Dataset excerpts

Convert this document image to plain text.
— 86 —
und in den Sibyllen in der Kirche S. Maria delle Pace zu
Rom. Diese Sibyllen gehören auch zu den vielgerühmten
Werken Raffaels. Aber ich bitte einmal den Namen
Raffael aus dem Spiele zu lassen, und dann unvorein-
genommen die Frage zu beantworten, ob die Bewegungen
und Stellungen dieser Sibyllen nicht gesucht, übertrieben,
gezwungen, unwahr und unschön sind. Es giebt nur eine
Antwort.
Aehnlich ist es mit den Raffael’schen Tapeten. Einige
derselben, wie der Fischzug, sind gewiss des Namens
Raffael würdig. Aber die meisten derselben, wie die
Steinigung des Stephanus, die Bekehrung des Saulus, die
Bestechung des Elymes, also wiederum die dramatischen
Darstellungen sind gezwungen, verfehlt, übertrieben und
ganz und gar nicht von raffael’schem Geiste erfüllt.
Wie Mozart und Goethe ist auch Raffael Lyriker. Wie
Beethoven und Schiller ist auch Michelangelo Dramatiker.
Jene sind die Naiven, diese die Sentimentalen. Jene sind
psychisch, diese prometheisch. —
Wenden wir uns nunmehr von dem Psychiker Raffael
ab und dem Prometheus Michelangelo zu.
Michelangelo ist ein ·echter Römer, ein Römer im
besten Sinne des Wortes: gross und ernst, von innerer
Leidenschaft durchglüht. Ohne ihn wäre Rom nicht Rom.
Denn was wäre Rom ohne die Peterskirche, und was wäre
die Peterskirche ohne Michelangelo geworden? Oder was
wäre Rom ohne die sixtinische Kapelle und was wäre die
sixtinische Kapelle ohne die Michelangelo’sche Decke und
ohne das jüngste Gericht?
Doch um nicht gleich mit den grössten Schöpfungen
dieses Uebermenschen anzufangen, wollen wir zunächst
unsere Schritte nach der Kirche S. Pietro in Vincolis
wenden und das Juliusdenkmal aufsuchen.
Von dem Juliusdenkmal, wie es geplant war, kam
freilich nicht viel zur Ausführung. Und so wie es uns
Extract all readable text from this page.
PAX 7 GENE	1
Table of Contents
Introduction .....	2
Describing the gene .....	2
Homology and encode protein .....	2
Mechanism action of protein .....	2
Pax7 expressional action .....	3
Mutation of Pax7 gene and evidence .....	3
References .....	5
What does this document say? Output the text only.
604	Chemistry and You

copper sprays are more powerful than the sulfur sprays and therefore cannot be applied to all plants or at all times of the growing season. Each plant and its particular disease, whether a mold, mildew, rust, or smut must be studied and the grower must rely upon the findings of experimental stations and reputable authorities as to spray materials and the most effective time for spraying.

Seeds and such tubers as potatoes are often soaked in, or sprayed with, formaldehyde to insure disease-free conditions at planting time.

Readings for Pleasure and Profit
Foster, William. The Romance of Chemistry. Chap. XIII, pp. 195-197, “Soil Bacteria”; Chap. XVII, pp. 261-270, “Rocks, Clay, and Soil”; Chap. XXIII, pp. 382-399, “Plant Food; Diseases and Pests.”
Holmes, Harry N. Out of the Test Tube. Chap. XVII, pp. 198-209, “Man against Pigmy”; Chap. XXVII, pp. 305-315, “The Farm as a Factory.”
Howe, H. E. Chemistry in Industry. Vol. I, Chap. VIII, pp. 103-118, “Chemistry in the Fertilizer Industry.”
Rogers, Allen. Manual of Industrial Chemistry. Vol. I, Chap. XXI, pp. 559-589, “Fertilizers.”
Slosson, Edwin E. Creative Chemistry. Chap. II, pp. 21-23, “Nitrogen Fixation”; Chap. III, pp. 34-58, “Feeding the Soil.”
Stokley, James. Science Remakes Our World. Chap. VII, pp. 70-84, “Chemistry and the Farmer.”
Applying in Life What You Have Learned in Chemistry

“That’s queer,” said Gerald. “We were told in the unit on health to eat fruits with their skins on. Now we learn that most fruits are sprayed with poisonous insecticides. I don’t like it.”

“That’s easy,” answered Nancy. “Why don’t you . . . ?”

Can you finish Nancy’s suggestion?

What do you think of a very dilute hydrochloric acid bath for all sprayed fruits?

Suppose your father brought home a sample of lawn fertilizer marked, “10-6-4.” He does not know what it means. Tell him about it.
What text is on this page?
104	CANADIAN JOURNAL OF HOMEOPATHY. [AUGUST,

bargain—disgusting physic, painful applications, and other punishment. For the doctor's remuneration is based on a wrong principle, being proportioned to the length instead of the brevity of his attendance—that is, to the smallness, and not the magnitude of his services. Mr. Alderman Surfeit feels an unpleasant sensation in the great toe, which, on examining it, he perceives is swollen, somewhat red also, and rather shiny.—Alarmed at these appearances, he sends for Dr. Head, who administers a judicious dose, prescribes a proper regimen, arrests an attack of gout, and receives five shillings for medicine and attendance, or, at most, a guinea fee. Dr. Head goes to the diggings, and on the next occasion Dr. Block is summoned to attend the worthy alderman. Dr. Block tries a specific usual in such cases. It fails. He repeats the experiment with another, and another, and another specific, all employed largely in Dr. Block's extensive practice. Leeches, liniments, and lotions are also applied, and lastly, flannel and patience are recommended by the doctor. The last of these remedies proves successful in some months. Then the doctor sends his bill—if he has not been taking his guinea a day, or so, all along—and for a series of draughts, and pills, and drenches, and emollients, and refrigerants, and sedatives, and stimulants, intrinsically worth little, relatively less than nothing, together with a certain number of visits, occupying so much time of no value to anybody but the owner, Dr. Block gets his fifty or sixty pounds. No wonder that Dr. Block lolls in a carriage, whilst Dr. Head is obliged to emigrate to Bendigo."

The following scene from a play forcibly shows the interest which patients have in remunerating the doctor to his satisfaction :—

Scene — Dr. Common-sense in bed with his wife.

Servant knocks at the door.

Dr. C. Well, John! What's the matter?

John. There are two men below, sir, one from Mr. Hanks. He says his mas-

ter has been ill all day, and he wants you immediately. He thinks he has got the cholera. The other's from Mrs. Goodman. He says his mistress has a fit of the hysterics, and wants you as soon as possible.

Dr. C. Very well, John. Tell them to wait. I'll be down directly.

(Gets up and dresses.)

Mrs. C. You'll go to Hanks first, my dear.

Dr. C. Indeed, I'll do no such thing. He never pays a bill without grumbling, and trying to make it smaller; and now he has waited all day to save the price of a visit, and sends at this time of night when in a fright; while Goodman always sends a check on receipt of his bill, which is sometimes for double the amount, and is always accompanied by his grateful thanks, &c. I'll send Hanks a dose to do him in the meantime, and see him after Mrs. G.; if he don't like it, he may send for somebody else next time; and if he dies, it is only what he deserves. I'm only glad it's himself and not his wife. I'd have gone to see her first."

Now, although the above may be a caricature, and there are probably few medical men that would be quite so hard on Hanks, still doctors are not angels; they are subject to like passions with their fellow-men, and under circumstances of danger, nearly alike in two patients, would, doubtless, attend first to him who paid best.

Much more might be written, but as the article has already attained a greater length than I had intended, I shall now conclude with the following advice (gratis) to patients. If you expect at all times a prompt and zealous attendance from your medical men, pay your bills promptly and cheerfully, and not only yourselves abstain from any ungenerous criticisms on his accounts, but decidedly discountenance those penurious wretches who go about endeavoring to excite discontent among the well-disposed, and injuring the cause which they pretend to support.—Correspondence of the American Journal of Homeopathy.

WHAT THE TASK ASKS
Your answer must contain every line of the records, exactly.

RESULT OF THE TASK
Convert this document image to plain text.
— 86 —
und in den Sibyllen in der Kirche S. Maria delle Pace zu
Rom. Diese Sibyllen gehören auch zu den vielgerühmten
Werken Raffaels. Aber ich bitte einmal den Namen
Raffael aus dem Spiele zu lassen, und dann unvorein-
genommen die Frage zu beantworten, ob die Bewegungen
und Stellungen dieser Sibyllen nicht gesucht, übertrieben,
gezwungen, unwahr und unschön sind. Es giebt nur eine
Antwort.
Aehnlich ist es mit den Raffael’schen Tapeten. Einige
derselben, wie der Fischzug, sind gewiss des Namens
Raffael würdig. Aber die meisten derselben, wie die
Steinigung des Stephanus, die Bekehrung des Saulus, die
Bestechung des Elymes, also wiederum die dramatischen
Darstellungen sind gezwungen, verfehlt, übertrieben und
ganz und gar nicht von raffael’schem Geiste erfüllt.
Wie Mozart und Goethe ist auch Raffael Lyriker. Wie
Beethoven und Schiller ist auch Michelangelo Dramatiker.
Jene sind die Naiven, diese die Sentimentalen. Jene sind
psychisch, diese prometheisch. —
Wenden wir uns nunmehr von dem Psychiker Raffael
ab und dem Prometheus Michelangelo zu.
Michelangelo ist ein ·echter Römer, ein Römer im
besten Sinne des Wortes: gross und ernst, von innerer
Leidenschaft durchglüht. Ohne ihn wäre Rom nicht Rom.
Denn was wäre Rom ohne die Peterskirche, und was wäre
die Peterskirche ohne Michelangelo geworden? Oder was
wäre Rom ohne die sixtinische Kapelle und was wäre die
sixtinische Kapelle ohne die Michelangelo’sche Decke und
ohne das jüngste Gericht?
Doch um nicht gleich mit den grössten Schöpfungen
dieses Uebermenschen anzufangen, wollen wir zunächst
unsere Schritte nach der Kirche S. Pietro in Vincolis
wenden und das Juliusdenkmal aufsuchen.
Von dem Juliusdenkmal, wie es geplant war, kam
freilich nicht viel zur Ausführung. Und so wie es uns
Extract all readable text from this page.
PAX 7 GENE	1
Table of Contents
Introduction .....	2
Describing the gene .....	2
Homology and encode protein .....	2
Mechanism action of protein .....	2
Pax7 expressional action .....	3
Mutation of Pax7 gene and evidence .....	3
References .....	5
What does this document say? Output the text only.
604	Chemistry and You

copper sprays are more powerful than the sulfur sprays and therefore cannot be applied to all plants or at all times of the growing season. Each plant and its particular disease, whether a mold, mildew, rust, or smut must be studied and the grower must rely upon the findings of experimental stations and reputable authorities as to spray materials and the most effective time for spraying.

Seeds and such tubers as potatoes are often soaked in, or sprayed with, formaldehyde to insure disease-free conditions at planting time.

Readings for Pleasure and Profit
Foster, William. The Romance of Chemistry. Chap. XIII, pp. 195-197, “Soil Bacteria”; Chap. XVII, pp. 261-270, “Rocks, Clay, and Soil”; Chap. XXIII, pp. 382-399, “Plant Food; Diseases and Pests.”
Holmes, Harry N. Out of the Test Tube. Chap. XVII, pp. 198-209, “Man against Pigmy”; Chap. XXVII, pp. 305-315, “The Farm as a Factory.”
Howe, H. E. Chemistry in Industry. Vol. I, Chap. VIII, pp. 103-118, “Chemistry in the Fertilizer Industry.”
Rogers, Allen. Manual of Industrial Chemistry. Vol. I, Chap. XXI, pp. 559-589, “Fertilizers.”
Slosson, Edwin E. Creative Chemistry. Chap. II, pp. 21-23, “Nitrogen Fixation”; Chap. III, pp. 34-58, “Feeding the Soil.”
Stokley, James. Science Remakes Our World. Chap. VII, pp. 70-84, “Chemistry and the Farmer.”
Applying in Life What You Have Learned in Chemistry

“That’s queer,” said Gerald. “We were told in the unit on health to eat fruits with their skins on. Now we learn that most fruits are sprayed with poisonous insecticides. I don’t like it.”

“That’s easy,” answered Nancy. “Why don’t you . . . ?”

Can you finish Nancy’s suggestion?

What do you think of a very dilute hydrochloric acid bath for all sprayed fruits?

Suppose your father brought home a sample of lawn fertilizer marked, “10-6-4.” He does not know what it means. Tell him about it.
What text is on this page?
104	CANADIAN JOURNAL OF HOMEOPATHY. [AUGUST,

bargain—disgusting physic, painful applications, and other punishment. For the doctor's remuneration is based on a wrong principle, being proportioned to the length instead of the brevity of his attendance—that is, to the smallness, and not the magnitude of his services. Mr. Alderman Surfeit feels an unpleasant sensation in the great toe, which, on examining it, he perceives is swollen, somewhat red also, and rather shiny.—Alarmed at these appearances, he sends for Dr. Head, who administers a judicious dose, prescribes a proper regimen, arrests an attack of gout, and receives five shillings for medicine and attendance, or, at most, a guinea fee. Dr. Head goes to the diggings, and on the next occasion Dr. Block is summoned to attend the worthy alderman. Dr. Block tries a specific usual in such cases. It fails. He repeats the experiment with another, and another, and another specific, all employed largely in Dr. Block's extensive practice. Leeches, liniments, and lotions are also applied, and lastly, flannel and patience are recommended by the doctor. The last of these remedies proves successful in some months. Then the doctor sends his bill—if he has not been taking his guinea a day, or so, all along—and for a series of draughts, and pills, and drenches, and emollients, and refrigerants, and sedatives, and stimulants, intrinsically worth little, relatively less than nothing, together with a certain number of visits, occupying so much time of no value to anybody but the owner, Dr. Block gets his fifty or sixty pounds. No wonder that Dr. Block lolls in a carriage, whilst Dr. Head is obliged to emigrate to Bendigo."

The following scene from a play forcibly shows the interest which patients have in remunerating the doctor to his satisfaction :—

Scene — Dr. Common-sense in bed with his wife.

Servant knocks at the door.

Dr. C. Well, John! What's the matter?

John. There are two men below, sir, one from Mr. Hanks. He says his mas-

ter has been ill all day, and he wants you immediately. He thinks he has got the cholera. The other's from Mrs. Goodman. He says his mistress has a fit of the hysterics, and wants you as soon as possible.

Dr. C. Very well, John. Tell them to wait. I'll be down directly.

(Gets up and dresses.)

Mrs. C. You'll go to Hanks first, my dear.

Dr. C. Indeed, I'll do no such thing. He never pays a bill without grumbling, and trying to make it smaller; and now he has waited all day to save the price of a visit, and sends at this time of night when in a fright; while Goodman always sends a check on receipt of his bill, which is sometimes for double the amount, and is always accompanied by his grateful thanks, &c. I'll send Hanks a dose to do him in the meantime, and see him after Mrs. G.; if he don't like it, he may send for somebody else next time; and if he dies, it is only what he deserves. I'm only glad it's himself and not his wife. I'd have gone to see her first."

Now, although the above may be a caricature, and there are probably few medical men that would be quite so hard on Hanks, still doctors are not angels; they are subject to like passions with their fellow-men, and under circumstances of danger, nearly alike in two patients, would, doubtless, attend first to him who paid best.

Much more might be written, but as the article has already attained a greater length than I had intended, I shall now conclude with the following advice (gratis) to patients. If you expect at all times a prompt and zealous attendance from your medical men, pay your bills promptly and cheerfully, and not only yourselves abstain from any ungenerous criticisms on his accounts, but decidedly discountenance those penurious wretches who go about endeavoring to excite discontent among the well-disposed, and injuring the cause which they pretend to support.—Correspondence of the American Journal of Homeopathy.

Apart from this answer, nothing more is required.